- **PROBLEM**
Count how many lines mention the word "Dissolved". Write that number alone.

- **DATA EXCERPTS**
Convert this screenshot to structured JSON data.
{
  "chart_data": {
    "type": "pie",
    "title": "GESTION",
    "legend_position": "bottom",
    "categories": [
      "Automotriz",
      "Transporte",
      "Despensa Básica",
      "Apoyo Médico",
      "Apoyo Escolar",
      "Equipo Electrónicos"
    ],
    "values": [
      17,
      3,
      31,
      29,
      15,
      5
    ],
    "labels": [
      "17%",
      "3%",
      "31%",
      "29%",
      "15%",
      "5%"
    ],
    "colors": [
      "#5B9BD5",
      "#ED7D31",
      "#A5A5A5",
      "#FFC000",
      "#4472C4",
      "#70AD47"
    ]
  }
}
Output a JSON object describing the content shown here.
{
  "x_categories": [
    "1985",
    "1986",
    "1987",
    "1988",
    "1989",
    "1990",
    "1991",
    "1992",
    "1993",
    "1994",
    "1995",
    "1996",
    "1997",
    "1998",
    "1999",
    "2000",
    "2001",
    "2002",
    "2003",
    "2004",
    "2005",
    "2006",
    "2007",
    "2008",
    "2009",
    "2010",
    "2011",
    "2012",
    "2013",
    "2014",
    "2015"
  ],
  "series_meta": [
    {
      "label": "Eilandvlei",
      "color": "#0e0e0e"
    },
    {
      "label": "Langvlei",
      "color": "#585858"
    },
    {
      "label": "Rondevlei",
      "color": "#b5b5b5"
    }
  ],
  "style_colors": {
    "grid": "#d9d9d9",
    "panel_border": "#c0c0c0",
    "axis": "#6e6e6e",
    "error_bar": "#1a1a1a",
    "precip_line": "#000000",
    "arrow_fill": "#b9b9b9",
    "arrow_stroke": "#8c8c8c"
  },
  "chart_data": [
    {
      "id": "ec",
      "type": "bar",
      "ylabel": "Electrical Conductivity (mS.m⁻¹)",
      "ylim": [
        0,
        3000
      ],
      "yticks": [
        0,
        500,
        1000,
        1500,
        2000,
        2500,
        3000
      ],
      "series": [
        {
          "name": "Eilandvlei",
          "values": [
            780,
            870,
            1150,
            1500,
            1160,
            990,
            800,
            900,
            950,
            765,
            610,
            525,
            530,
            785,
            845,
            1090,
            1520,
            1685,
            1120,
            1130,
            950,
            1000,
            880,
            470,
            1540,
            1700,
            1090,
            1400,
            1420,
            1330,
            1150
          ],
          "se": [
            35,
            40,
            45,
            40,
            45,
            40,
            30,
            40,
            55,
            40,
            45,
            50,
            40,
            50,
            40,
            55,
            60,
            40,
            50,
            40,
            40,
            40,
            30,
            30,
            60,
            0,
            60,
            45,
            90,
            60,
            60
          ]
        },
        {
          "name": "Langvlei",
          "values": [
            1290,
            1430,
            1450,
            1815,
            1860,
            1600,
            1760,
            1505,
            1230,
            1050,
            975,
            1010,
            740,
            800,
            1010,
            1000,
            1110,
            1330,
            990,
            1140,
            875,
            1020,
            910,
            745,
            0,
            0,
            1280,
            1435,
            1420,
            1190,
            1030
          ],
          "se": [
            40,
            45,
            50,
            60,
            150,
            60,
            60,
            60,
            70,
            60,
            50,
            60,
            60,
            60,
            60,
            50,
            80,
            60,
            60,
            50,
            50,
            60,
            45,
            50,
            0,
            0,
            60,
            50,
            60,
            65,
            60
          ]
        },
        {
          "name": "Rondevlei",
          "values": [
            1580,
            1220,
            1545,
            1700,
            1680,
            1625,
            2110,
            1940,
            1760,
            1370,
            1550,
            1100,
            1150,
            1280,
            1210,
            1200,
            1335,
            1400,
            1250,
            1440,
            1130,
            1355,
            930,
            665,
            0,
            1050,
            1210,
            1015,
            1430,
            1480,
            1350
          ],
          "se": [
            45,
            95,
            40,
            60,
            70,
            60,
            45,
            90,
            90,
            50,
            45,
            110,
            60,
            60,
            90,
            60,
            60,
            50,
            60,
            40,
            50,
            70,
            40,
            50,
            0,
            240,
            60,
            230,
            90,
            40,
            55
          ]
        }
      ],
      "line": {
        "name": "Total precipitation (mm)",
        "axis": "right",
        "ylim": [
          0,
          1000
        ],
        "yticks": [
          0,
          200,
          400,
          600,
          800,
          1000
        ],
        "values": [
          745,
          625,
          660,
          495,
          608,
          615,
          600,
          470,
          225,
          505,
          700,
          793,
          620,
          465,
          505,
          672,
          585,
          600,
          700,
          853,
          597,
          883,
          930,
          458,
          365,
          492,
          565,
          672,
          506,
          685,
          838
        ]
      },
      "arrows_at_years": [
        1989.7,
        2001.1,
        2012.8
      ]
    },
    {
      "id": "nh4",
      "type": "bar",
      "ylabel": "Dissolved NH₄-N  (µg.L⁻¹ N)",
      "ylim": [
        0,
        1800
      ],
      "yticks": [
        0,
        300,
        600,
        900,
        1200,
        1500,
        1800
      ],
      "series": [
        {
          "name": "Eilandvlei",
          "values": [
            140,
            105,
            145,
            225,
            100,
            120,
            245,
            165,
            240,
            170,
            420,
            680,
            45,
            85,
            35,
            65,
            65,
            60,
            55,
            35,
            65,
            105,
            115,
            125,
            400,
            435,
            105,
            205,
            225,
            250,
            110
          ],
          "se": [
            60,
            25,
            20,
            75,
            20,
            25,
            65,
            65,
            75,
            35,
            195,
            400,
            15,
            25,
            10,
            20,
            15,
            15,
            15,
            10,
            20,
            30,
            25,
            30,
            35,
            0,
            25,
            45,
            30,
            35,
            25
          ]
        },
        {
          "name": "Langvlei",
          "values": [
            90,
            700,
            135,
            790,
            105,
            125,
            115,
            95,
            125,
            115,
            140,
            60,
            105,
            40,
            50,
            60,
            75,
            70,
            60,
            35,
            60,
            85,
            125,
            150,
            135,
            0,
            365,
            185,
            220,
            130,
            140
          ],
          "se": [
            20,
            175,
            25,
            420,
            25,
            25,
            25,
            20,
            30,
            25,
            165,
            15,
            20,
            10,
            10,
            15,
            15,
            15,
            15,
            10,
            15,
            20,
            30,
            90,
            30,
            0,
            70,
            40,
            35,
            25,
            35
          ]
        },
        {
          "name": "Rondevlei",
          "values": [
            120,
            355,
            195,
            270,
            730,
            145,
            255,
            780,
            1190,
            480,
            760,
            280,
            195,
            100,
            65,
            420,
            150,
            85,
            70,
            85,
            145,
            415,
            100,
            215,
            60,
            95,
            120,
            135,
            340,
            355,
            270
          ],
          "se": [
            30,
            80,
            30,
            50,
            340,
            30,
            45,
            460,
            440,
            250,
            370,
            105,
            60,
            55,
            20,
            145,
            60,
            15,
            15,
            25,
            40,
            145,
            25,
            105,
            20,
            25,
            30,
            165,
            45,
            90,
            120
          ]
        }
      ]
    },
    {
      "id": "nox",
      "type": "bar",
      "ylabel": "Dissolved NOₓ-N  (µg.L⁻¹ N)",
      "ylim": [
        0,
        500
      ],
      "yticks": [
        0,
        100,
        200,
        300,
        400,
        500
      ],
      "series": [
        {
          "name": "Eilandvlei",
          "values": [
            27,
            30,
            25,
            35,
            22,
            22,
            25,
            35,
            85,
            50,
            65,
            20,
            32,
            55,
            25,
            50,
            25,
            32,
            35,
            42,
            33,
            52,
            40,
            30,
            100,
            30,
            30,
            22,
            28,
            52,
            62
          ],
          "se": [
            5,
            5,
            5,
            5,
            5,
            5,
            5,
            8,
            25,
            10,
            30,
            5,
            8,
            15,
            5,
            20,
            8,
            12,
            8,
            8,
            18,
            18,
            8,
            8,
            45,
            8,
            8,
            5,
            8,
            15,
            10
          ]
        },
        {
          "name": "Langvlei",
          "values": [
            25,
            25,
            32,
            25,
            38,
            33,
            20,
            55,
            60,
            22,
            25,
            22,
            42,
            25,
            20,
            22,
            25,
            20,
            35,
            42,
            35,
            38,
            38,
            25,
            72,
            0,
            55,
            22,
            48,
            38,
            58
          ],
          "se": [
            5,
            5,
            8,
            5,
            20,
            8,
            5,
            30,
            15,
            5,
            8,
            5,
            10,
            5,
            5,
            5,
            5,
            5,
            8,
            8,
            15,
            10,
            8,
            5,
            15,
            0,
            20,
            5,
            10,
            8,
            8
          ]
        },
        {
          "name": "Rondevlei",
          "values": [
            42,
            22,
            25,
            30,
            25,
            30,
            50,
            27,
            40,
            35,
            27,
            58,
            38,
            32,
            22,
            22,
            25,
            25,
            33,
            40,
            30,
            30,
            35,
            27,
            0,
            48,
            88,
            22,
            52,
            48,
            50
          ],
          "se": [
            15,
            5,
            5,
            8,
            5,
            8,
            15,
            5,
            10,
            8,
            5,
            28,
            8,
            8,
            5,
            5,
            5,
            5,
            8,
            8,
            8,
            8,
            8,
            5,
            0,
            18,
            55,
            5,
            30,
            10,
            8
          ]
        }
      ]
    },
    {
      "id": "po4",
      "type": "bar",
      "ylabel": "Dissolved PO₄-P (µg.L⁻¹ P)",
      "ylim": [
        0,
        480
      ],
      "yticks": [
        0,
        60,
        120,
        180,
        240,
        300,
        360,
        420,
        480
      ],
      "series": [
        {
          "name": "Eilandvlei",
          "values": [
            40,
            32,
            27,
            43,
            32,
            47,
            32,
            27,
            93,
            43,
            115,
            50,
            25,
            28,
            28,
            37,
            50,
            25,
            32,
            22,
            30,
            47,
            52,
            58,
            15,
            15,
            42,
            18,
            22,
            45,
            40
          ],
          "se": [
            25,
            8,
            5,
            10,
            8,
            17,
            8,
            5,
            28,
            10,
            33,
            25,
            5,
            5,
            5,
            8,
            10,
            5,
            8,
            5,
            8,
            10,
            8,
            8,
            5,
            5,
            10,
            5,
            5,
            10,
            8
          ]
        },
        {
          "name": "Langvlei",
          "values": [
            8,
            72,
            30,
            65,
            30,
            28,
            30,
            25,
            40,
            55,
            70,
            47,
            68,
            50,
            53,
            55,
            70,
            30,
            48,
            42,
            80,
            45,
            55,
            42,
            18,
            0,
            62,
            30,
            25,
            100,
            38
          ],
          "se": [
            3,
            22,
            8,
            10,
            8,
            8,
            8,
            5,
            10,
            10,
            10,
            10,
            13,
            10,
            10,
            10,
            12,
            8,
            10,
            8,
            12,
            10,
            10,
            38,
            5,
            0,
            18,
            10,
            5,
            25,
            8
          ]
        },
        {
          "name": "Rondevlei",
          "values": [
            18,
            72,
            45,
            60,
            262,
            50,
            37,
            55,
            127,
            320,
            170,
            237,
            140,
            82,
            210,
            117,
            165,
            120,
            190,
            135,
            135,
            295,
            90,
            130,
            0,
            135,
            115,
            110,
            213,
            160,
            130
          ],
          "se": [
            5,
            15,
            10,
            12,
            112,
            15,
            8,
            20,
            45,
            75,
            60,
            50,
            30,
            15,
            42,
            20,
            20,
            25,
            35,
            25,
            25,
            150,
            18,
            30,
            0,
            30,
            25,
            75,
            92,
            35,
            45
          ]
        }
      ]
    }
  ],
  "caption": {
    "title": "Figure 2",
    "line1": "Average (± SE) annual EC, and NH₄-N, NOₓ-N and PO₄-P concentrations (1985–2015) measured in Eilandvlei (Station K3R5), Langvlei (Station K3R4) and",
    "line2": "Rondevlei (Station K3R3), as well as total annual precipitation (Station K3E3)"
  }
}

- **THE ANSWER**
3